## start EXTRACTED ENTRIES

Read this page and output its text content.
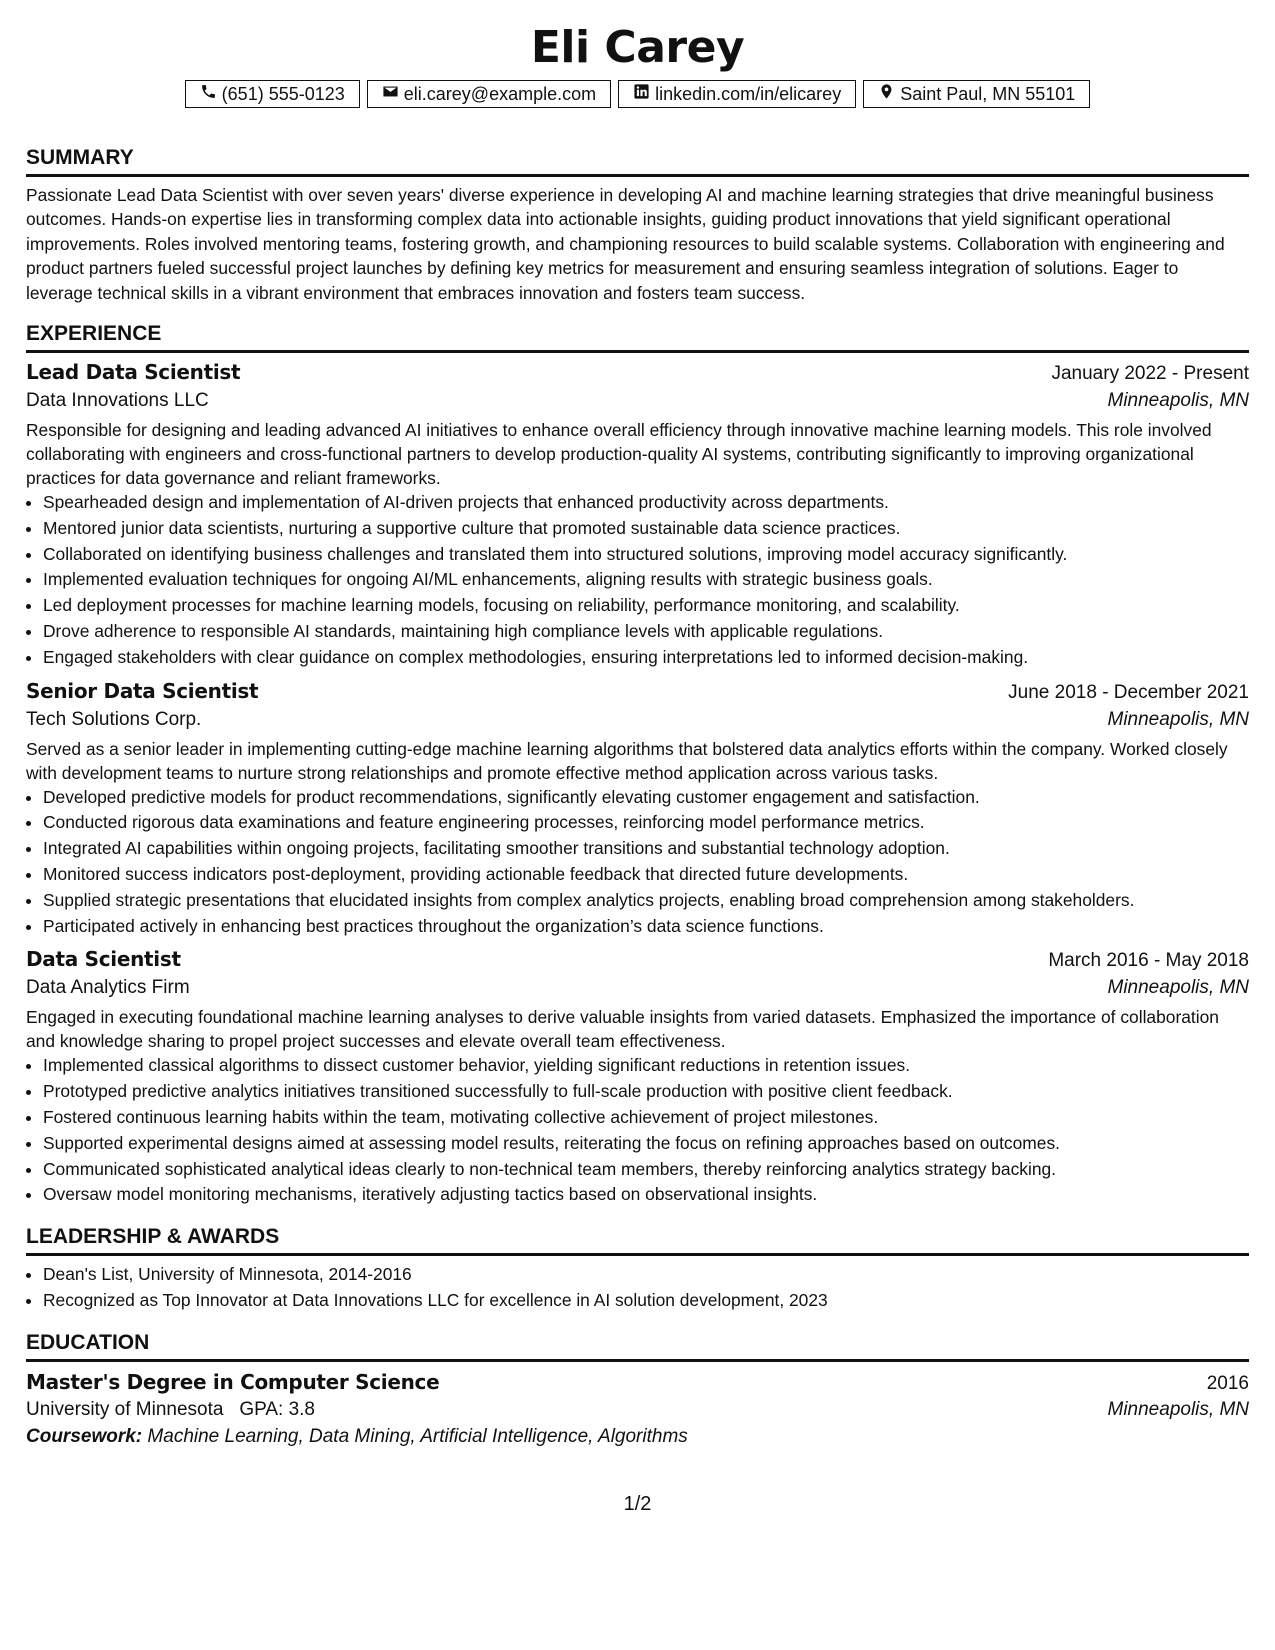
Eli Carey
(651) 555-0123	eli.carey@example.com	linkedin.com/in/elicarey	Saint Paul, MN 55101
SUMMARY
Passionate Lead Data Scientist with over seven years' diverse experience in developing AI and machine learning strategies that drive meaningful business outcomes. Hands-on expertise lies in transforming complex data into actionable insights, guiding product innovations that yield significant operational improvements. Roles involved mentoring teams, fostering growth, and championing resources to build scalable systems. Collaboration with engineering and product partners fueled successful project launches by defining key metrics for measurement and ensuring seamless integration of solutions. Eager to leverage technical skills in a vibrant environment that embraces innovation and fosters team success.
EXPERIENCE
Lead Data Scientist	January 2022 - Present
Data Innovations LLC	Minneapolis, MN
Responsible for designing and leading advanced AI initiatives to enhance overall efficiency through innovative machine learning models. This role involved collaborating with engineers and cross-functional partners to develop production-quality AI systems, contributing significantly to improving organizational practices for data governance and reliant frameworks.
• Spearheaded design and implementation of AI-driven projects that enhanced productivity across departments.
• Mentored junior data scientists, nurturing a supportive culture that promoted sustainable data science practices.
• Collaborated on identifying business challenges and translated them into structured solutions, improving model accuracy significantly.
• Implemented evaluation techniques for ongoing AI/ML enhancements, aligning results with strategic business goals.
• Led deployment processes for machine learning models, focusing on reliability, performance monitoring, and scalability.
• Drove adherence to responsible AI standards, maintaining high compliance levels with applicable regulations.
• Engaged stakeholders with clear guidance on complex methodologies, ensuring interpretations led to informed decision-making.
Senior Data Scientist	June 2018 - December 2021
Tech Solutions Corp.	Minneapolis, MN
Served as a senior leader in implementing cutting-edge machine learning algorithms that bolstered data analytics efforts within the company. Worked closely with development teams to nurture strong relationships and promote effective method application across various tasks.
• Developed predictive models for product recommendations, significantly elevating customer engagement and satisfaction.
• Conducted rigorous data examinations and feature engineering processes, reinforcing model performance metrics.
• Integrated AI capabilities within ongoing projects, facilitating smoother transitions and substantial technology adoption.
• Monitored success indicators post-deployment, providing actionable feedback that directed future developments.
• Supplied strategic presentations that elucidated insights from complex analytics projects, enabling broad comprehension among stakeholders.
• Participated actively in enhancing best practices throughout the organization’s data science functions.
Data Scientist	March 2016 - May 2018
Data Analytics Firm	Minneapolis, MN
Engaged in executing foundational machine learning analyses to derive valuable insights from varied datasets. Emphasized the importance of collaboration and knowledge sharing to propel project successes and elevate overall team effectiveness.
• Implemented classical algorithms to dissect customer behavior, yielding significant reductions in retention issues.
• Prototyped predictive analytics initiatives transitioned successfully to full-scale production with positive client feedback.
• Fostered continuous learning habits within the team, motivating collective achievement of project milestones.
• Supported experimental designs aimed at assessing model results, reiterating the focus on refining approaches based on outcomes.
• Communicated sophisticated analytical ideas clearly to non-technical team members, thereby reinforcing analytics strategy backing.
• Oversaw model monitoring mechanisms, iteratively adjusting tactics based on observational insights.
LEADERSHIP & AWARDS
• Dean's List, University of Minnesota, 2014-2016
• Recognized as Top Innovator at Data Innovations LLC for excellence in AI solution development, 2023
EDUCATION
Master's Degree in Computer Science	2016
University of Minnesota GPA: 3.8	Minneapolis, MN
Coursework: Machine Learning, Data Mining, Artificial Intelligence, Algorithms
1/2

## end EXTRACTED ENTRIES
## start EXTRACTED ENTRIES

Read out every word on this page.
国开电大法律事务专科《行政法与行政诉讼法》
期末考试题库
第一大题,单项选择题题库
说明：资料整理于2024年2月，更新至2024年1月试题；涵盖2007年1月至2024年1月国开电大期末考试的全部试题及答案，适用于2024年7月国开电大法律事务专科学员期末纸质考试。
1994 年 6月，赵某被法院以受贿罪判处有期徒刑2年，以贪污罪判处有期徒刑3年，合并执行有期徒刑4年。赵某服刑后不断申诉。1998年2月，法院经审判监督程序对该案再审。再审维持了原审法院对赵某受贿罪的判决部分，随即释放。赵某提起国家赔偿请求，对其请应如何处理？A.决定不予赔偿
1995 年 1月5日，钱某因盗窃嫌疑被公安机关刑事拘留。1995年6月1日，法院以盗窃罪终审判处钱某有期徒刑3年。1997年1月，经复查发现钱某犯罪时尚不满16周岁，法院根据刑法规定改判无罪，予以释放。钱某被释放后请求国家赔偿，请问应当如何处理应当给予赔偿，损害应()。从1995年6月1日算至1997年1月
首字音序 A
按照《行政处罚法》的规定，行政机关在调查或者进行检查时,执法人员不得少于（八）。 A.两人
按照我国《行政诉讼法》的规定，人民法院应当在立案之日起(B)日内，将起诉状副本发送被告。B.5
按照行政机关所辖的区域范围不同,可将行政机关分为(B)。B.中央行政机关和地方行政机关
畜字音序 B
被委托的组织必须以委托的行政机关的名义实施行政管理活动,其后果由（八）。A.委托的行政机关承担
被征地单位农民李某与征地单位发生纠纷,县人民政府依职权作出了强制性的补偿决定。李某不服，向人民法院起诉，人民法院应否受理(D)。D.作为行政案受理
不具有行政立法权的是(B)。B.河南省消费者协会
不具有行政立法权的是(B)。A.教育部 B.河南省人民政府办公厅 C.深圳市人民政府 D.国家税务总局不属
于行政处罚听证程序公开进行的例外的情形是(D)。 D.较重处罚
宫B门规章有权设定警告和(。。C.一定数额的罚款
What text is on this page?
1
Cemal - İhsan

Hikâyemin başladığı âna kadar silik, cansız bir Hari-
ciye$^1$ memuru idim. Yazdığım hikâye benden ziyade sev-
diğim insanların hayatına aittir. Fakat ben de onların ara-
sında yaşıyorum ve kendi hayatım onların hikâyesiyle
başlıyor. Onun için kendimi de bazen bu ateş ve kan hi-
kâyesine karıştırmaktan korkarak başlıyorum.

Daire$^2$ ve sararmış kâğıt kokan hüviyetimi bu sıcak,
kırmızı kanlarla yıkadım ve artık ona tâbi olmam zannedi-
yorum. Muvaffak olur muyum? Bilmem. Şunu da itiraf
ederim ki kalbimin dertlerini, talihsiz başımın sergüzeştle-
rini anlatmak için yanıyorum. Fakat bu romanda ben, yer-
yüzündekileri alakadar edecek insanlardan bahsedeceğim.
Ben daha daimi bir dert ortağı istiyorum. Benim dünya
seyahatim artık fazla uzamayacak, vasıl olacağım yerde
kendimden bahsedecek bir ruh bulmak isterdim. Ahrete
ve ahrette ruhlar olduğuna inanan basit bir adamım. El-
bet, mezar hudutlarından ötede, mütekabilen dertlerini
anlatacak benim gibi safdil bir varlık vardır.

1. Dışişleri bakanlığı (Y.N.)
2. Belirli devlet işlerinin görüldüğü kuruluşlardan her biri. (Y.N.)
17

## end EXTRACTED ENTRIES
## start EXTRACTED ENTRIES

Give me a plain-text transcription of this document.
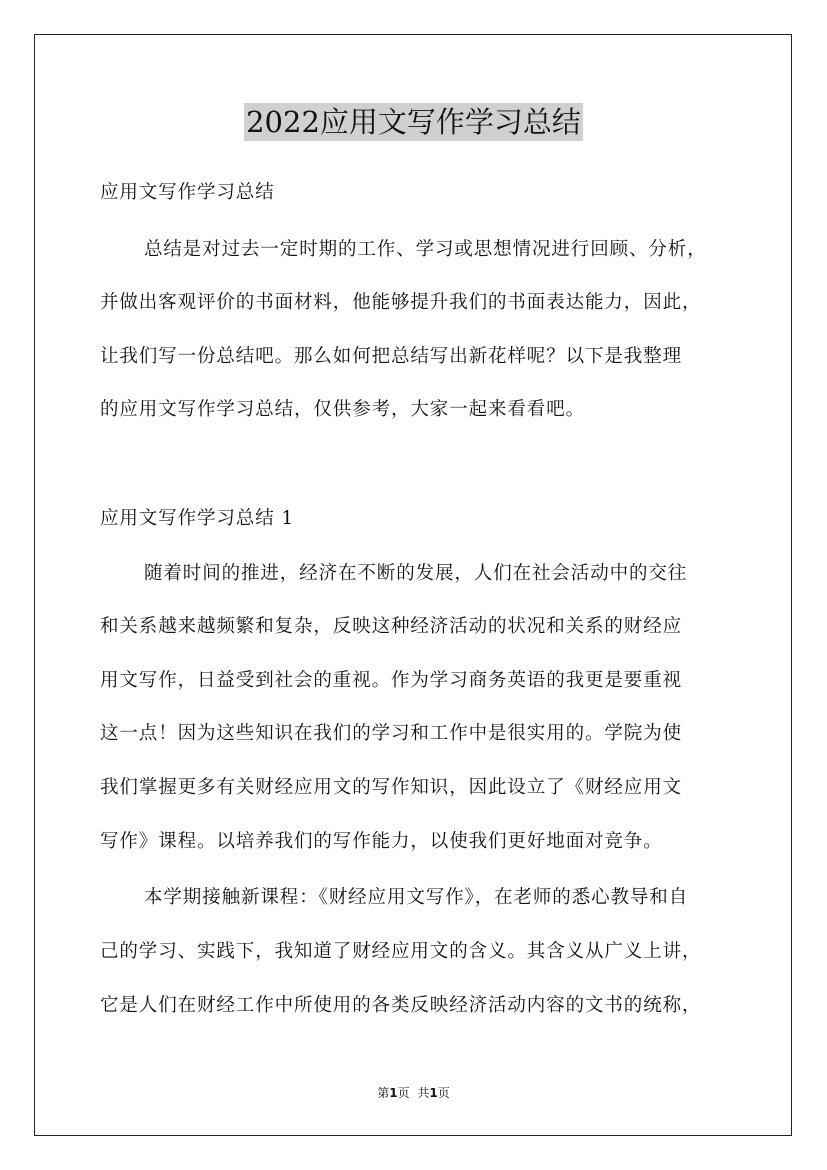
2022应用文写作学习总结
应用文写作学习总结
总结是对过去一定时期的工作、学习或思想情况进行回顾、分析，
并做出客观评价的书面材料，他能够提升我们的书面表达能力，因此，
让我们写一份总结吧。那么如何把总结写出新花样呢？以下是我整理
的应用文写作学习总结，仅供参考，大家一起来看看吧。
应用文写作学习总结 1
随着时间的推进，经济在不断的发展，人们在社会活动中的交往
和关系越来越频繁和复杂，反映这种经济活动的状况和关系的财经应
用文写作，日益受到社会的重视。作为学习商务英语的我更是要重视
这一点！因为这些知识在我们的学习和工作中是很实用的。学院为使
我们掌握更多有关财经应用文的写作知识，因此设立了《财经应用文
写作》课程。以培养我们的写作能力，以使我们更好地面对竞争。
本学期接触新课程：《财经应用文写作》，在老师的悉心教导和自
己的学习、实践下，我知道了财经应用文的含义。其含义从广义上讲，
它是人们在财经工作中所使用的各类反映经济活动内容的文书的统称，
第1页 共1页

## end EXTRACTED ENTRIES

▶ **INSTRUCTIONS FOR THE TASK**
Using the records above, select and copy every line that has the word "significantly".

▶ **RESULT FOR THIS TASK**
Responsible for designing and leading advanced AI initiatives to enhance overall efficiency through innovative machine learning models. This role involved collaborating with engineers and cross-functional partners to develop production-quality AI systems, contributing significantly to improving organizational practices for data governance and reliant frameworks.
• Collaborated on identifying business challenges and translated them into structured solutions, improving model accuracy significantly.
• Developed predictive models for product recommendations, significantly elevating customer engagement and satisfaction.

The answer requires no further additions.